■ Description of the task ■
Every record should be copied exactly, except that pictures are to be omitted.

■ Data for this task ■
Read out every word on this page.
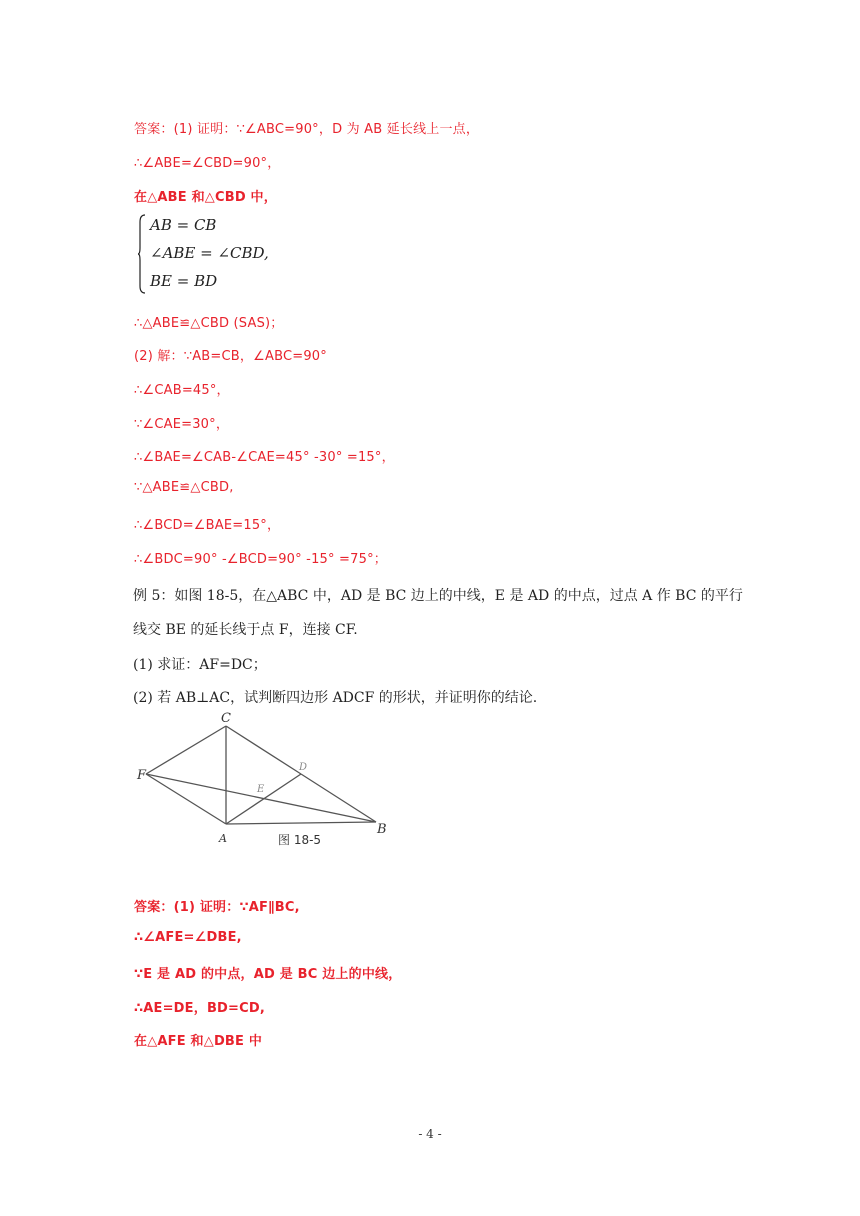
答案：(1) 证明：∵∠ABC=90°，D 为 AB 延长线上一点，

∴∠ABE=∠CBD=90°，

在△ABE 和△CBD 中，

AB = CB
∠ABE = ∠CBD,
BE = BD

∴△ABE≌△CBD (SAS)；

(2) 解：∵AB=CB，∠ABC=90°

∴∠CAB=45°，

∵∠CAE=30°，

∴∠BAE=∠CAB-∠CAE=45° -30° =15°，

∵△ABE≌△CBD,

∴∠BCD=∠BAE=15°，

∴∠BDC=90° -∠BCD=90° -15° =75°；

例 5：如图 18-5，在△ABC 中，AD 是 BC 边上的中线，E 是 AD 的中点，过点 A 作 BC 的平行

线交 BE 的延长线于点 F，连接 CF.

(1) 求证：AF=DC；

(2) 若 AB⊥AC，试判断四边形 ADCF 的形状，并证明你的结论.

C
F
D
E
A
B
图 18-5

答案：(1) 证明：∵AF∥BC,

∴∠AFE=∠DBE,

∵E 是 AD 的中点，AD 是 BC 边上的中线，

∴AE=DE，BD=CD,

在△AFE 和△DBE 中

- 4 -
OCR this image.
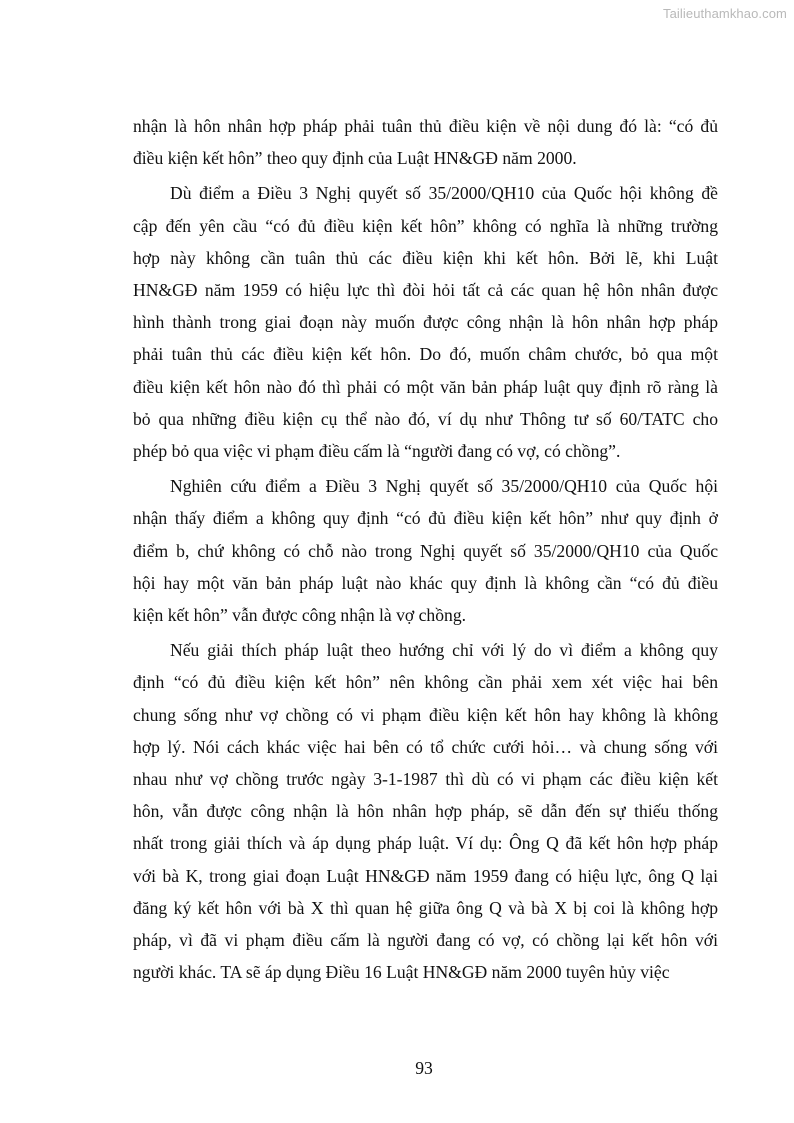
Tailieuthamkhao.com

nhận là hôn nhân hợp pháp phải tuân thủ điều kiện về nội dung đó là: “có đủ
điều kiện kết hôn” theo quy định của Luật HN&GĐ năm 2000.

Dù điểm a Điều 3 Nghị quyết số 35/2000/QH10 của Quốc hội không đề
cập đến yên cầu “có đủ điều kiện kết hôn” không có nghĩa là những trường
hợp này không cần tuân thủ các điều kiện khi kết hôn. Bởi lẽ, khi Luật
HN&GĐ năm 1959 có hiệu lực thì đòi hỏi tất cả các quan hệ hôn nhân được
hình thành trong giai đoạn này muốn được công nhận là hôn nhân hợp pháp
phải tuân thủ các điều kiện kết hôn. Do đó, muốn châm chước, bỏ qua một
điều kiện kết hôn nào đó thì phải có một văn bản pháp luật quy định rõ ràng là
bỏ qua những điều kiện cụ thể nào đó, ví dụ như Thông tư số 60/TATC cho
phép bỏ qua việc vi phạm điều cấm là “người đang có vợ, có chồng”.

Nghiên cứu điểm a Điều 3 Nghị quyết số 35/2000/QH10 của Quốc hội
nhận thấy điểm a không quy định “có đủ điều kiện kết hôn” như quy định ở
điểm b, chứ không có chỗ nào trong Nghị quyết số 35/2000/QH10 của Quốc
hội hay một văn bản pháp luật nào khác quy định là không cần “có đủ điều
kiện kết hôn” vẫn được công nhận là vợ chồng.

Nếu giải thích pháp luật theo hướng chỉ với lý do vì điểm a không quy
định “có đủ điều kiện kết hôn” nên không cần phải xem xét việc hai bên
chung sống như vợ chồng có vi phạm điều kiện kết hôn hay không là không
hợp lý. Nói cách khác việc hai bên có tổ chức cưới hỏi… và chung sống với
nhau như vợ chồng trước ngày 3-1-1987 thì dù có vi phạm các điều kiện kết
hôn, vẫn được công nhận là hôn nhân hợp pháp, sẽ dẫn đến sự thiếu thống
nhất trong giải thích và áp dụng pháp luật. Ví dụ: Ông Q đã kết hôn hợp pháp
với bà K, trong giai đoạn Luật HN&GĐ năm 1959 đang có hiệu lực, ông Q lại
đăng ký kết hôn với bà X thì quan hệ giữa ông Q và bà X bị coi là không hợp
pháp, vì đã vi phạm điều cấm là người đang có vợ, có chồng lại kết hôn với
người khác. TA sẽ áp dụng Điều 16 Luật HN&GĐ năm 2000 tuyên hủy việc

93
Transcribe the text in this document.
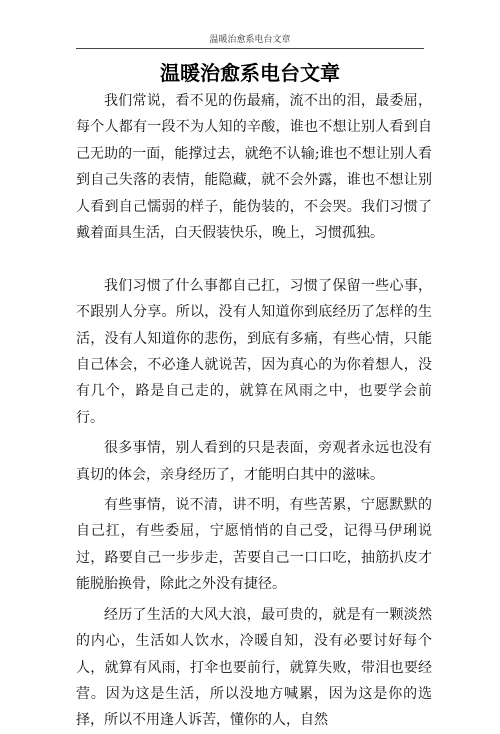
温暖治愈系电台文章
温暖治愈系电台文章

我们常说，看不见的伤最痛，流不出的泪，最委屈，每个人都有一段不为人知的辛酸，谁也不想让别人看到自己无助的一面，能撑过去，就绝不认输;谁也不想让别人看到自己失落的表情，能隐藏，就不会外露，谁也不想让别人看到自己懦弱的样子，能伪装的，不会哭。我们习惯了戴着面具生活，白天假装快乐，晚上，习惯孤独。

我们习惯了什么事都自己扛，习惯了保留一些心事，不跟别人分享。所以，没有人知道你到底经历了怎样的生活，没有人知道你的悲伤，到底有多痛，有些心情，只能自己体会，不必逢人就说苦，因为真心的为你着想人，没有几个，路是自己走的，就算在风雨之中，也要学会前行。

很多事情，别人看到的只是表面，旁观者永远也没有真切的体会，亲身经历了，才能明白其中的滋味。

有些事情，说不清，讲不明，有些苦累，宁愿默默的自己扛，有些委屈，宁愿悄悄的自己受，记得马伊琍说过，路要自己一步步走，苦要自己一口口吃，抽筋扒皮才能脱胎换骨，除此之外没有捷径。

经历了生活的大风大浪，最可贵的，就是有一颗淡然的内心，生活如人饮水，冷暖自知，没有必要讨好每个人，就算有风雨，打伞也要前行，就算失败，带泪也要经营。因为这是生活，所以没地方喊累，因为这是你的选择，所以不用逢人诉苦，懂你的人，自然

■ Result of this exercise ■
Read out every word on this page.
答案：(1) 证明：∵∠ABC=90°，D 为 AB 延长线上一点，

∴∠ABE=∠CBD=90°，

在△ABE 和△CBD 中，

AB = CB
∠ABE = ∠CBD,
BE = BD

∴△ABE≌△CBD (SAS)；

(2) 解：∵AB=CB，∠ABC=90°

∴∠CAB=45°，

∵∠CAE=30°，

∴∠BAE=∠CAB-∠CAE=45° -30° =15°，

∵△ABE≌△CBD,

∴∠BCD=∠BAE=15°，

∴∠BDC=90° -∠BCD=90° -15° =75°；

例 5：如图 18-5，在△ABC 中，AD 是 BC 边上的中线，E 是 AD 的中点，过点 A 作 BC 的平行

线交 BE 的延长线于点 F，连接 CF.

(1) 求证：AF=DC；

(2) 若 AB⊥AC，试判断四边形 ADCF 的形状，并证明你的结论.

C
F
D
E
A
B
图 18-5

答案：(1) 证明：∵AF∥BC,

∴∠AFE=∠DBE,

∵E 是 AD 的中点，AD 是 BC 边上的中线，

∴AE=DE，BD=CD,

在△AFE 和△DBE 中

- 4 -
OCR this image.
Tailieuthamkhao.com

nhận là hôn nhân hợp pháp phải tuân thủ điều kiện về nội dung đó là: “có đủ
điều kiện kết hôn” theo quy định của Luật HN&GĐ năm 2000.

Dù điểm a Điều 3 Nghị quyết số 35/2000/QH10 của Quốc hội không đề
cập đến yên cầu “có đủ điều kiện kết hôn” không có nghĩa là những trường
hợp này không cần tuân thủ các điều kiện khi kết hôn. Bởi lẽ, khi Luật
HN&GĐ năm 1959 có hiệu lực thì đòi hỏi tất cả các quan hệ hôn nhân được
hình thành trong giai đoạn này muốn được công nhận là hôn nhân hợp pháp
phải tuân thủ các điều kiện kết hôn. Do đó, muốn châm chước, bỏ qua một
điều kiện kết hôn nào đó thì phải có một văn bản pháp luật quy định rõ ràng là
bỏ qua những điều kiện cụ thể nào đó, ví dụ như Thông tư số 60/TATC cho
phép bỏ qua việc vi phạm điều cấm là “người đang có vợ, có chồng”.

Nghiên cứu điểm a Điều 3 Nghị quyết số 35/2000/QH10 của Quốc hội
nhận thấy điểm a không quy định “có đủ điều kiện kết hôn” như quy định ở
điểm b, chứ không có chỗ nào trong Nghị quyết số 35/2000/QH10 của Quốc
hội hay một văn bản pháp luật nào khác quy định là không cần “có đủ điều
kiện kết hôn” vẫn được công nhận là vợ chồng.

Nếu giải thích pháp luật theo hướng chỉ với lý do vì điểm a không quy
định “có đủ điều kiện kết hôn” nên không cần phải xem xét việc hai bên
chung sống như vợ chồng có vi phạm điều kiện kết hôn hay không là không
hợp lý. Nói cách khác việc hai bên có tổ chức cưới hỏi… và chung sống với
nhau như vợ chồng trước ngày 3-1-1987 thì dù có vi phạm các điều kiện kết
hôn, vẫn được công nhận là hôn nhân hợp pháp, sẽ dẫn đến sự thiếu thống
nhất trong giải thích và áp dụng pháp luật. Ví dụ: Ông Q đã kết hôn hợp pháp
với bà K, trong giai đoạn Luật HN&GĐ năm 1959 đang có hiệu lực, ông Q lại
đăng ký kết hôn với bà X thì quan hệ giữa ông Q và bà X bị coi là không hợp
pháp, vì đã vi phạm điều cấm là người đang có vợ, có chồng lại kết hôn với
người khác. TA sẽ áp dụng Điều 16 Luật HN&GĐ năm 2000 tuyên hủy việc

93
Transcribe the text in this document.
温暖治愈系电台文章
温暖治愈系电台文章

我们常说，看不见的伤最痛，流不出的泪，最委屈，每个人都有一段不为人知的辛酸，谁也不想让别人看到自己无助的一面，能撑过去，就绝不认输;谁也不想让别人看到自己失落的表情，能隐藏，就不会外露，谁也不想让别人看到自己懦弱的样子，能伪装的，不会哭。我们习惯了戴着面具生活，白天假装快乐，晚上，习惯孤独。

我们习惯了什么事都自己扛，习惯了保留一些心事，不跟别人分享。所以，没有人知道你到底经历了怎样的生活，没有人知道你的悲伤，到底有多痛，有些心情，只能自己体会，不必逢人就说苦，因为真心的为你着想人，没有几个，路是自己走的，就算在风雨之中，也要学会前行。

很多事情，别人看到的只是表面，旁观者永远也没有真切的体会，亲身经历了，才能明白其中的滋味。

有些事情，说不清，讲不明，有些苦累，宁愿默默的自己扛，有些委屈，宁愿悄悄的自己受，记得马伊琍说过，路要自己一步步走，苦要自己一口口吃，抽筋扒皮才能脱胎换骨，除此之外没有捷径。

经历了生活的大风大浪，最可贵的，就是有一颗淡然的内心，生活如人饮水，冷暖自知，没有必要讨好每个人，就算有风雨，打伞也要前行，就算失败，带泪也要经营。因为这是生活，所以没地方喊累，因为这是你的选择，所以不用逢人诉苦，懂你的人，自然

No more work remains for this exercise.